** START **
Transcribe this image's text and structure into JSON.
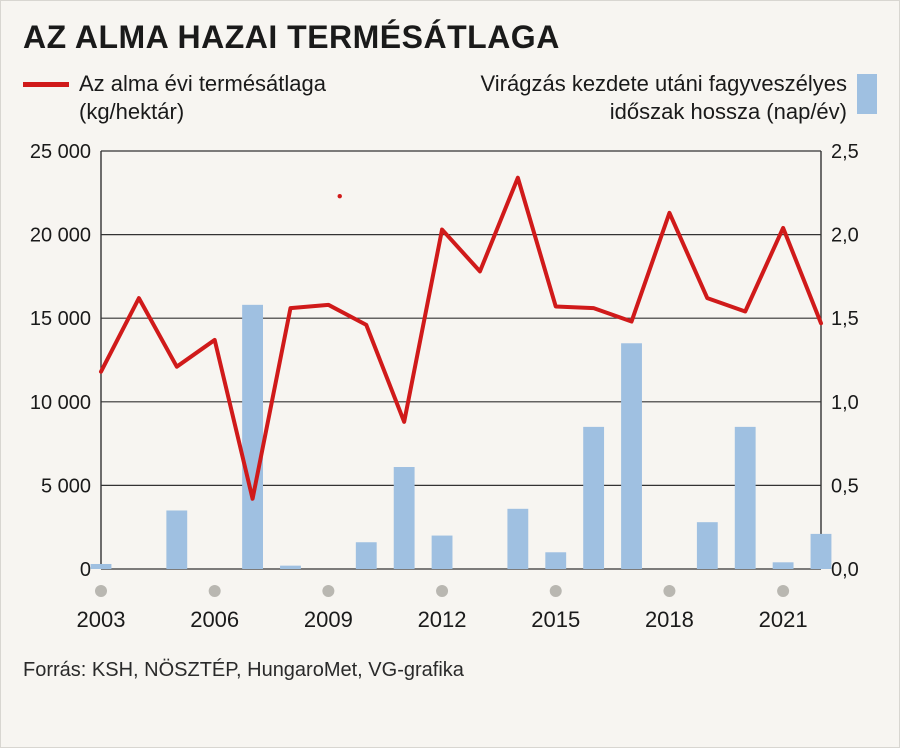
{
  "title": "AZ ALMA HAZAI TERMÉSÁTLAGA",
  "legend": {
    "line_label": "Az alma évi termésátlaga (kg/hektár)",
    "bar_label": "Virágzás kezdete utáni fagyveszélyes időszak hossza (nap/év)"
  },
  "chart": {
    "type": "combo-line-bar",
    "years": [
      2003,
      2004,
      2005,
      2006,
      2007,
      2008,
      2009,
      2010,
      2011,
      2012,
      2013,
      2014,
      2015,
      2016,
      2017,
      2018,
      2019,
      2020,
      2021,
      2022
    ],
    "x_tick_years": [
      2003,
      2006,
      2009,
      2012,
      2015,
      2018,
      2021
    ],
    "y_left": {
      "min": 0,
      "max": 25000,
      "step": 5000,
      "labels": [
        "0",
        "5 000",
        "10 000",
        "15 000",
        "20 000",
        "25 000"
      ]
    },
    "y_right": {
      "min": 0,
      "max": 2.5,
      "step": 0.5,
      "labels": [
        "0,0",
        "0,5",
        "1,0",
        "1,5",
        "2,0",
        "2,5"
      ]
    },
    "line_series": {
      "color": "#d01a1a",
      "width": 4,
      "values": [
        11800,
        16200,
        12100,
        13700,
        4200,
        15600,
        15800,
        14600,
        8800,
        20300,
        17800,
        23400,
        15700,
        15600,
        14800,
        21300,
        16200,
        15400,
        20400,
        14700
      ]
    },
    "bar_series": {
      "color": "#9fc0e1",
      "width_ratio": 0.55,
      "values": [
        0.03,
        0.0,
        0.35,
        0.0,
        1.58,
        0.02,
        0.0,
        0.16,
        0.61,
        0.2,
        0.0,
        0.36,
        0.1,
        0.85,
        1.35,
        0.0,
        0.28,
        0.85,
        0.04,
        0.21
      ]
    },
    "grid": {
      "color": "#333333",
      "axis_color": "#333333",
      "dot_color": "#b9b7b1",
      "outlier_dot": {
        "year": 2009.3,
        "y_left_value": 22300,
        "color": "#d01a1a",
        "radius": 2.2
      }
    },
    "plot_bg": "#f7f5f1",
    "tick_fontsize": 20
  },
  "source": "Forrás: KSH, NÖSZTÉP, HungaroMet, VG-grafika"
}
** END **
Would you mind returning each entry above word for word, skipping the images?

* **Answer for this exercise**:
Transcribe this image's text and structure into JSON.
{
  "title": "AZ ALMA HAZAI TERMÉSÁTLAGA",
  "legend": {
    "line_label": "Az alma évi termésátlaga (kg/hektár)",
    "bar_label": "Virágzás kezdete utáni fagyveszélyes időszak hossza (nap/év)"
  },
  "chart": {
    "type": "combo-line-bar",
    "years": [
      2003,
      2004,
      2005,
      2006,
      2007,
      2008,
      2009,
      2010,
      2011,
      2012,
      2013,
      2014,
      2015,
      2016,
      2017,
      2018,
      2019,
      2020,
      2021,
      2022
    ],
    "x_tick_years": [
      2003,
      2006,
      2009,
      2012,
      2015,
      2018,
      2021
    ],
    "y_left": {
      "min": 0,
      "max": 25000,
      "step": 5000,
      "labels": [
        "0",
        "5 000",
        "10 000",
        "15 000",
        "20 000",
        "25 000"
      ]
    },
    "y_right": {
      "min": 0,
      "max": 2.5,
      "step": 0.5,
      "labels": [
        "0,0",
        "0,5",
        "1,0",
        "1,5",
        "2,0",
        "2,5"
      ]
    },
    "line_series": {
      "color": "#d01a1a",
      "width": 4,
      "values": [
        11800,
        16200,
        12100,
        13700,
        4200,
        15600,
        15800,
        14600,
        8800,
        20300,
        17800,
        23400,
        15700,
        15600,
        14800,
        21300,
        16200,
        15400,
        20400,
        14700
      ]
    },
    "bar_series": {
      "color": "#9fc0e1",
      "width_ratio": 0.55,
      "values": [
        0.03,
        0.0,
        0.35,
        0.0,
        1.58,
        0.02,
        0.0,
        0.16,
        0.61,
        0.2,
        0.0,
        0.36,
        0.1,
        0.85,
        1.35,
        0.0,
        0.28,
        0.85,
        0.04,
        0.21
      ]
    },
    "grid": {
      "color": "#333333",
      "axis_color": "#333333",
      "dot_color": "#b9b7b1",
      "outlier_dot": {
        "year": 2009.3,
        "y_left_value": 22300,
        "color": "#d01a1a",
        "radius": 2.2
      }
    },
    "plot_bg": "#f7f5f1",
    "tick_fontsize": 20
  },
  "source": "Forrás: KSH, NÖSZTÉP, HungaroMet, VG-grafika"
}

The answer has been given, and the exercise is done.